Exercise brief:
Read the records below. Copy each line where the string "name" occurs.

Excerpts from a figure dataset:
------------------------------------------------------------

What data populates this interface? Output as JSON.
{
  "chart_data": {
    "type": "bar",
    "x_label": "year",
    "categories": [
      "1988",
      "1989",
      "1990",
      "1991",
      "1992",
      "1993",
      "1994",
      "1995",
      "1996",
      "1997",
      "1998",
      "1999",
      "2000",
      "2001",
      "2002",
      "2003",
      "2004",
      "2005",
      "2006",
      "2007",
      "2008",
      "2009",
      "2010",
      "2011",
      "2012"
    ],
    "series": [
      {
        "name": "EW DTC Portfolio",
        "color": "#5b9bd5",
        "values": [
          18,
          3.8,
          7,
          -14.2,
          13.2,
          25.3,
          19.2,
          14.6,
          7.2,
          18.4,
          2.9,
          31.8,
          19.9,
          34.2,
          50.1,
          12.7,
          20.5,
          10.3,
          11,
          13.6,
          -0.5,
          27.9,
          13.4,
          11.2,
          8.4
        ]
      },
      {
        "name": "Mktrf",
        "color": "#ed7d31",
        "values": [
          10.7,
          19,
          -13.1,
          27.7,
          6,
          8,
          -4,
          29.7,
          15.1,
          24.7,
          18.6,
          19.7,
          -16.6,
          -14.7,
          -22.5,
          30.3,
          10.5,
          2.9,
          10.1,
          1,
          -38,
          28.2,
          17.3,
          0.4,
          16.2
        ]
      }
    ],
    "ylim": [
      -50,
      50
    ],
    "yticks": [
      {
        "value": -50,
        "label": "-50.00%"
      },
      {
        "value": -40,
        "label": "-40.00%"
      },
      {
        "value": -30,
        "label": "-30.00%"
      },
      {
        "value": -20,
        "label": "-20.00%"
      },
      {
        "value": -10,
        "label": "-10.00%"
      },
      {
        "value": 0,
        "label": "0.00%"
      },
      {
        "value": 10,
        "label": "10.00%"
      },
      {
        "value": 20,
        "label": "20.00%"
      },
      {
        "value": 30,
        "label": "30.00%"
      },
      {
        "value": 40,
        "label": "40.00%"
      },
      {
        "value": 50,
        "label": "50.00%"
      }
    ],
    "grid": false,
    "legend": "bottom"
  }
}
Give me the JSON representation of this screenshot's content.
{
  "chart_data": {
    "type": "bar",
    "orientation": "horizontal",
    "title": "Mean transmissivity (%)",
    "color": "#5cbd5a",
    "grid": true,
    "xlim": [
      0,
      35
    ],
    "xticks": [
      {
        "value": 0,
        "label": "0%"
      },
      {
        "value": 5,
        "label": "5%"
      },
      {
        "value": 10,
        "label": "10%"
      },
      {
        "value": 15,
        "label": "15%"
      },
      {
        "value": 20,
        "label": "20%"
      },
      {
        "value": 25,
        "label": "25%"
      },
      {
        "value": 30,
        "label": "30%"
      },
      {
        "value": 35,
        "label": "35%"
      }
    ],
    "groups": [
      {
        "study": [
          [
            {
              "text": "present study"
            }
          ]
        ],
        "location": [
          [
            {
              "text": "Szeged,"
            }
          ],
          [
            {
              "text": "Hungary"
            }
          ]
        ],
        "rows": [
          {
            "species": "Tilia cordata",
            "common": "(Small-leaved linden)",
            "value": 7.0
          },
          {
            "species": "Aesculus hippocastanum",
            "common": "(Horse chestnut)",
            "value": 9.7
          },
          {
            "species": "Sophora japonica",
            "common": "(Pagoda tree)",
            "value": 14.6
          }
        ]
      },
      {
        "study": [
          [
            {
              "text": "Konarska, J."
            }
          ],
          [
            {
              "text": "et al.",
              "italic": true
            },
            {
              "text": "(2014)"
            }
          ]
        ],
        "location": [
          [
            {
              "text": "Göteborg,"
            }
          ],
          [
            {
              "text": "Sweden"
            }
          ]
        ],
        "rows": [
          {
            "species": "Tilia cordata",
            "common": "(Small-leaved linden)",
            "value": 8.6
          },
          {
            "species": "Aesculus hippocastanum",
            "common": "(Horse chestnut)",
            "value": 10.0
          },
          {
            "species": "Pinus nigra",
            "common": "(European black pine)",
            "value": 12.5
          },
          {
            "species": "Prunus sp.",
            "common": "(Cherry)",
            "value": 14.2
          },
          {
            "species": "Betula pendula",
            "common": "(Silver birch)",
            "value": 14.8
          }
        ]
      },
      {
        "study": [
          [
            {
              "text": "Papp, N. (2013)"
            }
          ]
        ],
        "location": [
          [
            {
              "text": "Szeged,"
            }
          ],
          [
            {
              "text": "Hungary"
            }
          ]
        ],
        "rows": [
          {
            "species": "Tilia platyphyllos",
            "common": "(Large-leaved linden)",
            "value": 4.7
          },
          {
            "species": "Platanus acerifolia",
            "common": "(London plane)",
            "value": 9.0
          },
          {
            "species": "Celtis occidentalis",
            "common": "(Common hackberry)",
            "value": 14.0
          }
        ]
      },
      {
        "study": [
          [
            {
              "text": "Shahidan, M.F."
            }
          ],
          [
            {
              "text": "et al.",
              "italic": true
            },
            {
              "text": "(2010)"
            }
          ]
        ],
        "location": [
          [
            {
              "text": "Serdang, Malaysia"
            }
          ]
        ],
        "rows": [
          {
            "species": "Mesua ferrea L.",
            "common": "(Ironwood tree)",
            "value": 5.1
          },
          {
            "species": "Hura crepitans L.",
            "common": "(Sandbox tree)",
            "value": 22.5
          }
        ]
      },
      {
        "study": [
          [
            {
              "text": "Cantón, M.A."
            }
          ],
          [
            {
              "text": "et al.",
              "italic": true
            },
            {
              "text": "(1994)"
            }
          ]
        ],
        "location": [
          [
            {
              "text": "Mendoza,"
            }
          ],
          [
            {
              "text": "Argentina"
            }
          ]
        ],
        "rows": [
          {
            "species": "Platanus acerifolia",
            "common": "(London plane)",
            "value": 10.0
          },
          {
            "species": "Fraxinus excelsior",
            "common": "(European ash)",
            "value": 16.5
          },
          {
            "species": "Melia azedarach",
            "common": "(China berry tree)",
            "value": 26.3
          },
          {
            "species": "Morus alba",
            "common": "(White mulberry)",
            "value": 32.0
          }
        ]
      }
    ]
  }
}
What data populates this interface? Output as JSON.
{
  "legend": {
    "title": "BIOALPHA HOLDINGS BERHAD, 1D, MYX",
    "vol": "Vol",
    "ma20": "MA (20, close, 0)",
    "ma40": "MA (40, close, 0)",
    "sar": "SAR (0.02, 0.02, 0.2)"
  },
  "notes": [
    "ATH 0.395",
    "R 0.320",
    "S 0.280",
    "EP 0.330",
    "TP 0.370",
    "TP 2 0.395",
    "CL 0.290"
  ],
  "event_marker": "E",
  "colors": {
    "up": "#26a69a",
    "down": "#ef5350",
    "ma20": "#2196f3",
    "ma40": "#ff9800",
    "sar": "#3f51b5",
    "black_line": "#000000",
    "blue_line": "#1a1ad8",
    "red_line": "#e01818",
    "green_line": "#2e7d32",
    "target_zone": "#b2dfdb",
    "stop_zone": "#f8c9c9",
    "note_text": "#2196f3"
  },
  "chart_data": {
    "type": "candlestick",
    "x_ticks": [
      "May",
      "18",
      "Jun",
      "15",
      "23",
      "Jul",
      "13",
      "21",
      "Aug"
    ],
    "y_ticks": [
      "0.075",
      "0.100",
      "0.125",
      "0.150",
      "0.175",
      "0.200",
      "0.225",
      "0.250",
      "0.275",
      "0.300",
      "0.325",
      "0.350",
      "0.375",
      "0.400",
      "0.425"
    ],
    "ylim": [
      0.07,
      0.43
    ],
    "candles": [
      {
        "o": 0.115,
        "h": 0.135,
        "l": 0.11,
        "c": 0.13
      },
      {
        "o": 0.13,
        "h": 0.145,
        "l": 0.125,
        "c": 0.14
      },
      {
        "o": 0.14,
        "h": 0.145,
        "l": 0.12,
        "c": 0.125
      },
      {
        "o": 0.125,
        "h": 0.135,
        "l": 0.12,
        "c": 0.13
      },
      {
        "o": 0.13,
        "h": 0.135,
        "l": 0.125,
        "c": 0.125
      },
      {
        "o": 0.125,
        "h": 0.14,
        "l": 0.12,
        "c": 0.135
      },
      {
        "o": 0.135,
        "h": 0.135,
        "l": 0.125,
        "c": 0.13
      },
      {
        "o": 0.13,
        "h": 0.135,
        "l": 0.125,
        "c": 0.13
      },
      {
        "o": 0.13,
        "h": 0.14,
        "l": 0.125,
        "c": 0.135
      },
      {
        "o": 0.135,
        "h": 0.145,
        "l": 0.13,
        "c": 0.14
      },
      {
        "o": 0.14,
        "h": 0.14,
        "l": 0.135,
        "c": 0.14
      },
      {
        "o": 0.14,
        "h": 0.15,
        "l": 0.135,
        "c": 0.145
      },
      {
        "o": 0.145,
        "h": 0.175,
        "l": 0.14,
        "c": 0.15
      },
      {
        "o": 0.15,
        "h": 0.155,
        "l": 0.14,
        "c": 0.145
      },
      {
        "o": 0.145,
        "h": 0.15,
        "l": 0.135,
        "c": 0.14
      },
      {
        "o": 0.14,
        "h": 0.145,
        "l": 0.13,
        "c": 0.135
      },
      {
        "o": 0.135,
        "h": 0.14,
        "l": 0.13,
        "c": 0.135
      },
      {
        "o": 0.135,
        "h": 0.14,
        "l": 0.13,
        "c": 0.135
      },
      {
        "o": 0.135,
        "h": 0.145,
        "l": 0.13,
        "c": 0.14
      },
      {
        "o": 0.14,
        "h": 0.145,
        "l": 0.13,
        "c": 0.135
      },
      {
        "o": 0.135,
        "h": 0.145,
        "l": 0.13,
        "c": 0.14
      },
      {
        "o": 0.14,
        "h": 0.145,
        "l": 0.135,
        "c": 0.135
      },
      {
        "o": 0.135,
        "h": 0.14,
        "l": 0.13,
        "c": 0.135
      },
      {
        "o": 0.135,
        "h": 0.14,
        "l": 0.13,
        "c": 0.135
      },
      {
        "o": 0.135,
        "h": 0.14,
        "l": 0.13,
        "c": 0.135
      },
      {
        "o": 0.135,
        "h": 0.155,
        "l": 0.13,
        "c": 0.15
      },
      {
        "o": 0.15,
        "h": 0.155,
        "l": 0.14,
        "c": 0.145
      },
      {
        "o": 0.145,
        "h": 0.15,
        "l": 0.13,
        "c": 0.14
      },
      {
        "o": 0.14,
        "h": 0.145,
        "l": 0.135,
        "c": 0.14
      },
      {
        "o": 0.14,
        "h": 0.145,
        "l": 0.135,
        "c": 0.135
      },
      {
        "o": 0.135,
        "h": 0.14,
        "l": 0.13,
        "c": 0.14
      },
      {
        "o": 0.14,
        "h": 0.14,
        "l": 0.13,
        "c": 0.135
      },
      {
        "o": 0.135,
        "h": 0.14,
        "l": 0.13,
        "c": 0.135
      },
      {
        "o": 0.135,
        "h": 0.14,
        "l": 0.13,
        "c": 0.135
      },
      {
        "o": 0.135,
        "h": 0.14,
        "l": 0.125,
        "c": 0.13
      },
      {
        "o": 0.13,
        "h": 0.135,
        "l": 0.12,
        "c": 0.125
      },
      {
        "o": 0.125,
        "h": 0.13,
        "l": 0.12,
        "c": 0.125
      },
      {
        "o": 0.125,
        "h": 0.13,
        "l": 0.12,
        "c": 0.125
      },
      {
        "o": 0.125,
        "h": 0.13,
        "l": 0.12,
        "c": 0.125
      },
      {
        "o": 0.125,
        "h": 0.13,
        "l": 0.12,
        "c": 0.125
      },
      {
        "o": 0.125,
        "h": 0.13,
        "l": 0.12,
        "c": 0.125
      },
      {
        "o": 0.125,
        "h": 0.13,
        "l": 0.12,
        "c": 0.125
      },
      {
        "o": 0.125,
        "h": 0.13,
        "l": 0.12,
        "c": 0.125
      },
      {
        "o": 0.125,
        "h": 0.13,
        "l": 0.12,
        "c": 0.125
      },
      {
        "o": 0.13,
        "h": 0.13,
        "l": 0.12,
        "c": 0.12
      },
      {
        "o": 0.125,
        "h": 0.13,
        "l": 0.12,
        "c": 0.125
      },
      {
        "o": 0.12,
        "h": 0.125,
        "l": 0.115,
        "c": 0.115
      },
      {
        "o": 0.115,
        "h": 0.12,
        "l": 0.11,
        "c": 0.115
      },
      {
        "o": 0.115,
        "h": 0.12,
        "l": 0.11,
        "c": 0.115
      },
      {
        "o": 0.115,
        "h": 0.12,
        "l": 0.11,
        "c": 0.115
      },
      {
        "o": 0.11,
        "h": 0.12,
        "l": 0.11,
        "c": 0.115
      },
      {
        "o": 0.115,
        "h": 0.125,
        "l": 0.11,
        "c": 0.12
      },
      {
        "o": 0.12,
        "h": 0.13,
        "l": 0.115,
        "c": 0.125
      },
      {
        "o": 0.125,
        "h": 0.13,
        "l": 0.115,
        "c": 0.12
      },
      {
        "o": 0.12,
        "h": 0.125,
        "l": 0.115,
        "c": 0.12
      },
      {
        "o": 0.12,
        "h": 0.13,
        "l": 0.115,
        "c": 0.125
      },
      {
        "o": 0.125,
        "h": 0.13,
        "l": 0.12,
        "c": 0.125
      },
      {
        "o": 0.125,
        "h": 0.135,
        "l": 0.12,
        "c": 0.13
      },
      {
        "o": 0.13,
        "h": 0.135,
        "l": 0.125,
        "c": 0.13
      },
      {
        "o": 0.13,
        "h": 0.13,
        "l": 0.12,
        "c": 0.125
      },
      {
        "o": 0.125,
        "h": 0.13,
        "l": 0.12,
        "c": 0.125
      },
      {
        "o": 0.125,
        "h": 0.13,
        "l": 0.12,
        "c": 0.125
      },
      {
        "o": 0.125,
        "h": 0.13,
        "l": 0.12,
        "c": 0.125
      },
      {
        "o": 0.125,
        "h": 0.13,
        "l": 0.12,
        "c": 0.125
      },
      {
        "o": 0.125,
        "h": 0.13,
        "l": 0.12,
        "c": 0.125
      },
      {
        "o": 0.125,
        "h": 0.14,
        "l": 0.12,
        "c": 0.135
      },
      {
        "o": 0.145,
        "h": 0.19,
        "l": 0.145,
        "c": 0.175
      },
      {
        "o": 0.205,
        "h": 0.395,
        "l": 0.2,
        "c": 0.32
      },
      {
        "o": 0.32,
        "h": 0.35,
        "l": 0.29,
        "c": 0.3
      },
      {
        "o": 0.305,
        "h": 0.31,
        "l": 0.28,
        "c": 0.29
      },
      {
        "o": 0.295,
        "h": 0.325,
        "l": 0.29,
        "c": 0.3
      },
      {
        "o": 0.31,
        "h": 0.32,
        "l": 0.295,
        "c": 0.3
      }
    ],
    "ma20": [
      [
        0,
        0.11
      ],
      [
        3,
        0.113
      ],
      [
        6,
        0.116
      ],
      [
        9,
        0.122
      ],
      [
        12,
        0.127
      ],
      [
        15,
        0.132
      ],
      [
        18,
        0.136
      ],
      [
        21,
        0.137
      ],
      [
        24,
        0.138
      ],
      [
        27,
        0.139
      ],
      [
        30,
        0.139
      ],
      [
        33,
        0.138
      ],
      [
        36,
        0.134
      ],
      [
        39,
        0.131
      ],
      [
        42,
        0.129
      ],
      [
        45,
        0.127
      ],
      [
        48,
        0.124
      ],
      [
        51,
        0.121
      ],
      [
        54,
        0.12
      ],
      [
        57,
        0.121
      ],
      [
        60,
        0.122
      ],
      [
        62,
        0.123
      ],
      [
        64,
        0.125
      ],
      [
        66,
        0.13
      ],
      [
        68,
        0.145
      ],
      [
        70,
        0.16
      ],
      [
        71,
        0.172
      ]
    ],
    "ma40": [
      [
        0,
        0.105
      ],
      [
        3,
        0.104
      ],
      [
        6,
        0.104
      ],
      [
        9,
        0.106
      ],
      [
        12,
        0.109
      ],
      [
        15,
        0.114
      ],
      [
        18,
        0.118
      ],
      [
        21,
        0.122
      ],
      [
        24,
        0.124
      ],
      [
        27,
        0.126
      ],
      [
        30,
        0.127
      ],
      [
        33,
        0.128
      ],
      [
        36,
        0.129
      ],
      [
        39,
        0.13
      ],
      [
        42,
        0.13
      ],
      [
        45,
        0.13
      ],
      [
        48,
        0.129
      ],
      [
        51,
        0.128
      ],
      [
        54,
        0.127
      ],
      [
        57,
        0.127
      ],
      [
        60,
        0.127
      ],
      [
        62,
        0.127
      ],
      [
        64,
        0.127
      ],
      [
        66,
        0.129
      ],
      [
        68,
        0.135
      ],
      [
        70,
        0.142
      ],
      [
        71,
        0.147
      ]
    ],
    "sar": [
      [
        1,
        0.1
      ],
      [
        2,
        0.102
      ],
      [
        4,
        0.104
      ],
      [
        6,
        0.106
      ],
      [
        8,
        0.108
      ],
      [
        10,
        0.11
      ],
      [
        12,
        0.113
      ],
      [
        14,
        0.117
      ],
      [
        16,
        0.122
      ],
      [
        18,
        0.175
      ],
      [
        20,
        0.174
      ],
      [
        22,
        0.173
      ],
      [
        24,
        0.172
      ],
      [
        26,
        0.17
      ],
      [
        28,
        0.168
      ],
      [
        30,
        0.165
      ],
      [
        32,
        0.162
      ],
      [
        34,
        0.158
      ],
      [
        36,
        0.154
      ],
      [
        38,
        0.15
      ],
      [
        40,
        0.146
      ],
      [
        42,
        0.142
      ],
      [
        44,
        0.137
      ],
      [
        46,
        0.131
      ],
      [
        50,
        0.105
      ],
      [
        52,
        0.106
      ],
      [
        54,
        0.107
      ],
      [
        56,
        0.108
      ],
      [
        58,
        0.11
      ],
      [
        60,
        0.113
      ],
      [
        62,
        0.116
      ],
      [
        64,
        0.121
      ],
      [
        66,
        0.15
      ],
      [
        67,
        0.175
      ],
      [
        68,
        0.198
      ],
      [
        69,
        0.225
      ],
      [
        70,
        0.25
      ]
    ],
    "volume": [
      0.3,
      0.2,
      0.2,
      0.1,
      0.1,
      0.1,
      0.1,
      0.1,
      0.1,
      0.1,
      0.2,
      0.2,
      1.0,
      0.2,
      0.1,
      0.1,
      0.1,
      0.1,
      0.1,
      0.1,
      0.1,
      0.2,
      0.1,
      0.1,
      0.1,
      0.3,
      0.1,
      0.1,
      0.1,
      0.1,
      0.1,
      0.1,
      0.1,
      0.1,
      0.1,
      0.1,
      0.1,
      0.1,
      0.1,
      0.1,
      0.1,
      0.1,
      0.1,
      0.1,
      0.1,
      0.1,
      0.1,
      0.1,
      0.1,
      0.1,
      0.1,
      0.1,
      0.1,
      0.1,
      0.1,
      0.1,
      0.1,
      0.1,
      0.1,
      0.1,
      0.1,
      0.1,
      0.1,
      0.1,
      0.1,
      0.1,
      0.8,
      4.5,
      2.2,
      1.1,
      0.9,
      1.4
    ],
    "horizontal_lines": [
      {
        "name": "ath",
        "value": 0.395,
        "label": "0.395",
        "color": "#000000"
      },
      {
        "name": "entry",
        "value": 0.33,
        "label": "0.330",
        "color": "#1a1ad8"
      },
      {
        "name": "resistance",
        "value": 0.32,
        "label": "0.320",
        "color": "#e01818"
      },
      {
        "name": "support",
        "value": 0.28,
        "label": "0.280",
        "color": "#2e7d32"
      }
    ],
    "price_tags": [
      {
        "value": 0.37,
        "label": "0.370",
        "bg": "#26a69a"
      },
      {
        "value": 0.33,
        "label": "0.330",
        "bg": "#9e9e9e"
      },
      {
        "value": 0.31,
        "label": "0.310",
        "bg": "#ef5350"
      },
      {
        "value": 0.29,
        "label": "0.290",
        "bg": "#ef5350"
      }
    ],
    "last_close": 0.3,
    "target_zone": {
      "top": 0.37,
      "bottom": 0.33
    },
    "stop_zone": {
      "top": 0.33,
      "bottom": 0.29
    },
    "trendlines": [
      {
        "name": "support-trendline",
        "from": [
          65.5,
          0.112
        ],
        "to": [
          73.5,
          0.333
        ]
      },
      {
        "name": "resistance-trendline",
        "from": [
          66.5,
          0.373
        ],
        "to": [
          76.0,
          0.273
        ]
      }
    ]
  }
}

------------------------------------------------------------

The reply:
        "name": "EW DTC Portfolio",
        "name": "Mktrf",
        "name": "ath",
        "name": "entry",
        "name": "resistance",
        "name": "support",
        "name": "support-trendline",
        "name": "resistance-trendline",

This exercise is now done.